Instructions ::
1. In the essay on the college football playoff, which team was the exception to having holes poked in its argument?
2. Pick up the essay on the college football playoff after its final sentence and carry it forward in the same voice.

Reading passage ::
···

“You can't legislate
the human heart” – Matt Chandler
It was
the moment all college football fans had been waiting for. Who would
get to be in the third annual college football playoff? Who would
obtain the right to play for a national championship? The debate had
raged for weeks on end, and one thing was very clear: there were more
deserving teams than there were spots.
How do
we determine the spots? Conference Championship? Record against top
25 teams? Overall record? Strength of schedule? The irony of it
all was that, depending on who you rooted for, you could make a
stellar case for your team, while poking holes in every other team's
argument...except Alabama. As everything unfolded, I found myself
realizing one of the struggles of all the arguments: they were too
simplistic. You couldn't just argue for conference champions,
because the system was designed to all ready leave one of them out.
You couldn't just argue for overall record, because not everyone had
a great schedule. And yet, most arguments included only pieces of
the whole picture, which presented a problem because it was trying to
bring simple objectivity to a system, and sport, that has been
relegated to subjectivism. It's the only sport in which wins and
losses aren't necessarily counted as simply wins and losses.
In some
ways, it's a helpful picture of the laws we employ to reign in the
human heart. A system is put in place to help us know what is the
right thing to do. “Put the best four teams in!” Or, in the
case of our laws, “Do what is right and good! Let people live in
freedom!” And yet, we find ourselves often scrambling. In the
case of the college football playoff, three years in and we still
haven't escaped controversy. In the case of our government, we find
ourselves constantly at war with one another about how to perfect the
system. Why?
It's
because legislating the human heart, while essential in our current
world, is an ineffective way of changing it. And according to Jesus,
we all need change. In fact, in Jesus' view, we need a complete
overhaul.

···

Recorded data ::
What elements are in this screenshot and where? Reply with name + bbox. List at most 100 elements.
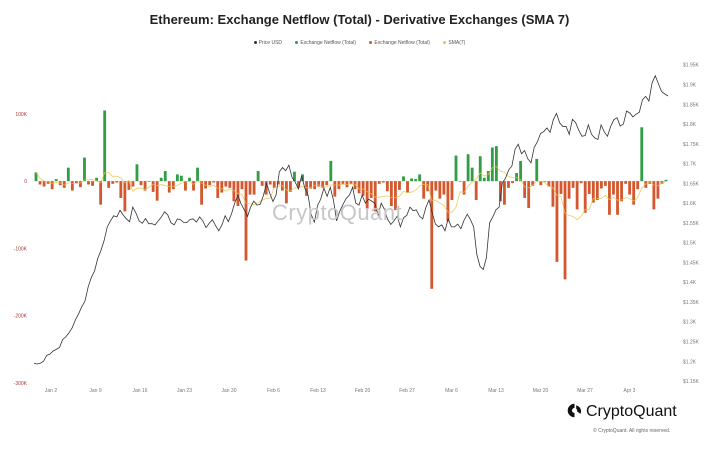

···

Final answers ::
1. Alabama.

2.
And he called the people to him again and said to them, “Hear
me, all of you, and understand: There is nothing outside a person
that by going into him can defile him, but the things that come out
of a person are what defile him.” And when he had entered the house
and left the people, his disciples asked him about the parable. And
he said to them, “Then are you also without understanding? Do you
not see that whatever goes into a person from outside cannot defile
him, since it enters not his heart but his stomach, and is expelled?”
(Thus he declared all foods clean.) And he said, “What comes out
of a person is what defiles him. For from within, out of the heart
of man, come evil thoughts, sexual immorality, theft, murder,
adultery, coveting, wickedness, deceit, sensuality, envy, slander,
pride, foolishness. All these evil things come from within, and they
defile a person.” (Mark 7:14-23)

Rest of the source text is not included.